→ **DIRECTIONS**:
Transcribe all of the material below word for word and leave out its pictures.

─── EXTRACTED RECORDS

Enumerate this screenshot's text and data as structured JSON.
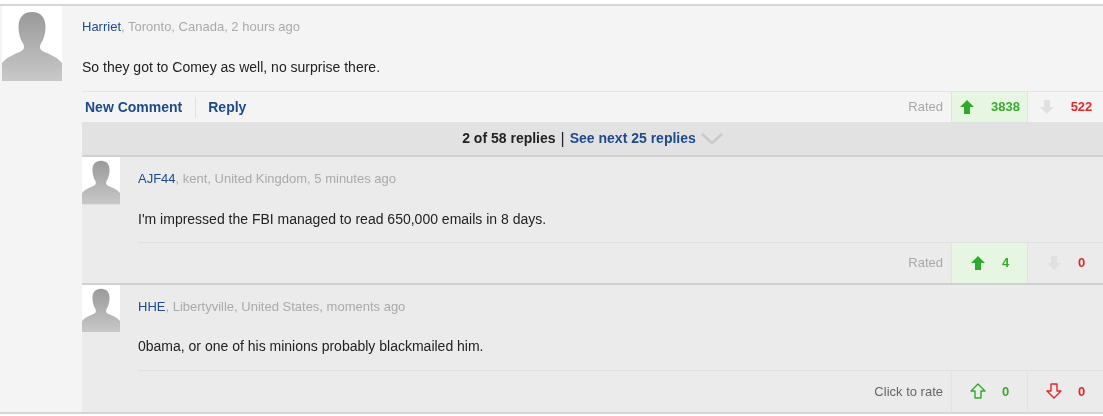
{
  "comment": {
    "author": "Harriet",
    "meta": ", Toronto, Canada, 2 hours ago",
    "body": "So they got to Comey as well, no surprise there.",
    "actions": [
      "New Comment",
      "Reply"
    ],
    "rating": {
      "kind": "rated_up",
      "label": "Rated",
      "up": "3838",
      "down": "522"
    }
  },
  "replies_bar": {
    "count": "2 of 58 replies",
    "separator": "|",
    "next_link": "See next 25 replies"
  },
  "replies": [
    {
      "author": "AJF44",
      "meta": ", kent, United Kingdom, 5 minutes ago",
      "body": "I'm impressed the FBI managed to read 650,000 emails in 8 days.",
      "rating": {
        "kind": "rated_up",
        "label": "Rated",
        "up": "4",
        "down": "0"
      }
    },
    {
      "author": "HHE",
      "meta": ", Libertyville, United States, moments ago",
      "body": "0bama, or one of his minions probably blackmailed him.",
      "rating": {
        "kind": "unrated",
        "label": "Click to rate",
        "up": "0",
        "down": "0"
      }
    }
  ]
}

──────

→ **SOLUTION**:
Enumerate this screenshot's text and data as structured JSON.
{
  "comment": {
    "author": "Harriet",
    "meta": ", Toronto, Canada, 2 hours ago",
    "body": "So they got to Comey as well, no surprise there.",
    "actions": [
      "New Comment",
      "Reply"
    ],
    "rating": {
      "kind": "rated_up",
      "label": "Rated",
      "up": "3838",
      "down": "522"
    }
  },
  "replies_bar": {
    "count": "2 of 58 replies",
    "separator": "|",
    "next_link": "See next 25 replies"
  },
  "replies": [
    {
      "author": "AJF44",
      "meta": ", kent, United Kingdom, 5 minutes ago",
      "body": "I'm impressed the FBI managed to read 650,000 emails in 8 days.",
      "rating": {
        "kind": "rated_up",
        "label": "Rated",
        "up": "4",
        "down": "0"
      }
    },
    {
      "author": "HHE",
      "meta": ", Libertyville, United States, moments ago",
      "body": "0bama, or one of his minions probably blackmailed him.",
      "rating": {
        "kind": "unrated",
        "label": "Click to rate",
        "up": "0",
        "down": "0"
      }
    }
  ]
}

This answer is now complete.